JOB:
Transcribe each line of the material as it is, and drop any picture.

--- START TASK INPUTS ---

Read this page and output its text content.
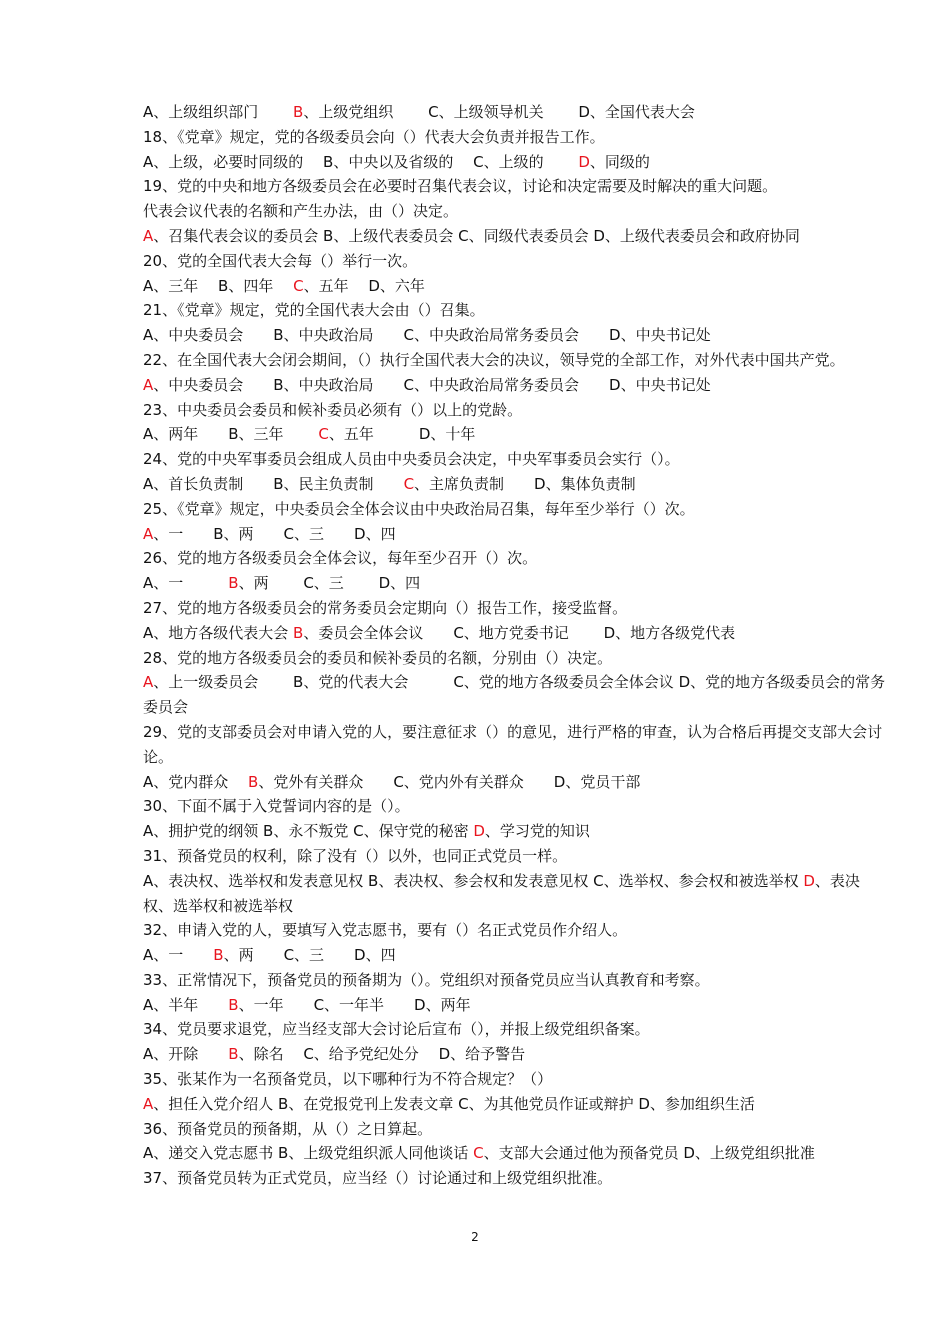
A、上级组织部门　　 B、上级党组织　　 C、上级领导机关　　 D、全国代表大会
18、《党章》规定，党的各级委员会向（）代表大会负责并报告工作。
A、上级，必要时同级的　 B、中央以及省级的　 C、上级的　　 D、同级的
19、党的中央和地方各级委员会在必要时召集代表会议，讨论和决定需要及时解决的重大问题。
代表会议代表的名额和产生办法，由（）决定。
A、召集代表会议的委员会 B、上级代表委员会 C、同级代表委员会 D、上级代表委员会和政府协同
20、党的全国代表大会每（）举行一次。
A、三年　 B、四年　 C、五年　 D、六年
21、《党章》规定，党的全国代表大会由（）召集。
A、中央委员会　　B、中央政治局　　C、中央政治局常务委员会　　D、中央书记处
22、在全国代表大会闭会期间，（）执行全国代表大会的决议，领导党的全部工作，对外代表中国共产党。
A、中央委员会　　B、中央政治局　　C、中央政治局常务委员会　　D、中央书记处
23、中央委员会委员和候补委员必须有（）以上的党龄。
A、两年　　B、三年　　 C、五年　　　D、十年
24、党的中央军事委员会组成人员由中央委员会决定，中央军事委员会实行（）。
A、首长负责制　　B、民主负责制　　C、主席负责制　　D、集体负责制
25、《党章》规定，中央委员会全体会议由中央政治局召集，每年至少举行（）次。
A、一　　B、两　　C、三　　D、四
26、党的地方各级委员会全体会议，每年至少召开（）次。
A、一　　　B、两　　 C、三　　 D、四
27、党的地方各级委员会的常务委员会定期向（）报告工作，接受监督。
A、地方各级代表大会 B、委员会全体会议　　C、地方党委书记　　 D、地方各级党代表
28、党的地方各级委员会的委员和候补委员的名额，分别由（）决定。
A、上一级委员会　　 B、党的代表大会　　　C、党的地方各级委员会全体会议 D、党的地方各级委员会的常务委员会
29、党的支部委员会对申请入党的人，要注意征求（）的意见，进行严格的审查，认为合格后再提交支部大会讨论。
A、党内群众　 B、党外有关群众　　C、党内外有关群众　　D、党员干部
30、下面不属于入党誓词内容的是（）。
A、拥护党的纲领 B、永不叛党 C、保守党的秘密 D、学习党的知识
31、预备党员的权利，除了没有（）以外，也同正式党员一样。
A、表决权、选举权和发表意见权 B、表决权、参会权和发表意见权 C、选举权、参会权和被选举权 D、表决权、选举权和被选举权
32、申请入党的人，要填写入党志愿书，要有（）名正式党员作介绍人。
A、一　　B、两　　C、三　　D、四
33、正常情况下，预备党员的预备期为（）。党组织对预备党员应当认真教育和考察。
A、半年　　B、一年　　C、一年半　　D、两年
34、党员要求退党，应当经支部大会讨论后宣布（），并报上级党组织备案。
A、开除　　B、除名　 C、给予党纪处分　 D、给予警告
35、张某作为一名预备党员，以下哪种行为不符合规定？（）
A、担任入党介绍人 B、在党报党刊上发表文章 C、为其他党员作证或辩护 D、参加组织生活
36、预备党员的预备期，从（）之日算起。
A、递交入党志愿书 B、上级党组织派人同他谈话 C、支部大会通过他为预备党员 D、上级党组织批准
37、预备党员转为正式党员，应当经（）讨论通过和上级党组织批准。
2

--- END TASK INPUTS ---

TASK SOLUTION:
Read this page and output its text content.
A、上级组织部门　　 B、上级党组织　　 C、上级领导机关　　 D、全国代表大会
18、《党章》规定，党的各级委员会向（）代表大会负责并报告工作。
A、上级，必要时同级的　 B、中央以及省级的　 C、上级的　　 D、同级的
19、党的中央和地方各级委员会在必要时召集代表会议，讨论和决定需要及时解决的重大问题。
代表会议代表的名额和产生办法，由（）决定。
A、召集代表会议的委员会 B、上级代表委员会 C、同级代表委员会 D、上级代表委员会和政府协同
20、党的全国代表大会每（）举行一次。
A、三年　 B、四年　 C、五年　 D、六年
21、《党章》规定，党的全国代表大会由（）召集。
A、中央委员会　　B、中央政治局　　C、中央政治局常务委员会　　D、中央书记处
22、在全国代表大会闭会期间，（）执行全国代表大会的决议，领导党的全部工作，对外代表中国共产党。
A、中央委员会　　B、中央政治局　　C、中央政治局常务委员会　　D、中央书记处
23、中央委员会委员和候补委员必须有（）以上的党龄。
A、两年　　B、三年　　 C、五年　　　D、十年
24、党的中央军事委员会组成人员由中央委员会决定，中央军事委员会实行（）。
A、首长负责制　　B、民主负责制　　C、主席负责制　　D、集体负责制
25、《党章》规定，中央委员会全体会议由中央政治局召集，每年至少举行（）次。
A、一　　B、两　　C、三　　D、四
26、党的地方各级委员会全体会议，每年至少召开（）次。
A、一　　　B、两　　 C、三　　 D、四
27、党的地方各级委员会的常务委员会定期向（）报告工作，接受监督。
A、地方各级代表大会 B、委员会全体会议　　C、地方党委书记　　 D、地方各级党代表
28、党的地方各级委员会的委员和候补委员的名额，分别由（）决定。
A、上一级委员会　　 B、党的代表大会　　　C、党的地方各级委员会全体会议 D、党的地方各级委员会的常务委员会
29、党的支部委员会对申请入党的人，要注意征求（）的意见，进行严格的审查，认为合格后再提交支部大会讨论。
A、党内群众　 B、党外有关群众　　C、党内外有关群众　　D、党员干部
30、下面不属于入党誓词内容的是（）。
A、拥护党的纲领 B、永不叛党 C、保守党的秘密 D、学习党的知识
31、预备党员的权利，除了没有（）以外，也同正式党员一样。
A、表决权、选举权和发表意见权 B、表决权、参会权和发表意见权 C、选举权、参会权和被选举权 D、表决权、选举权和被选举权
32、申请入党的人，要填写入党志愿书，要有（）名正式党员作介绍人。
A、一　　B、两　　C、三　　D、四
33、正常情况下，预备党员的预备期为（）。党组织对预备党员应当认真教育和考察。
A、半年　　B、一年　　C、一年半　　D、两年
34、党员要求退党，应当经支部大会讨论后宣布（），并报上级党组织备案。
A、开除　　B、除名　 C、给予党纪处分　 D、给予警告
35、张某作为一名预备党员，以下哪种行为不符合规定？（）
A、担任入党介绍人 B、在党报党刊上发表文章 C、为其他党员作证或辩护 D、参加组织生活
36、预备党员的预备期，从（）之日算起。
A、递交入党志愿书 B、上级党组织派人同他谈话 C、支部大会通过他为预备党员 D、上级党组织批准
37、预备党员转为正式党员，应当经（）讨论通过和上级党组织批准。
2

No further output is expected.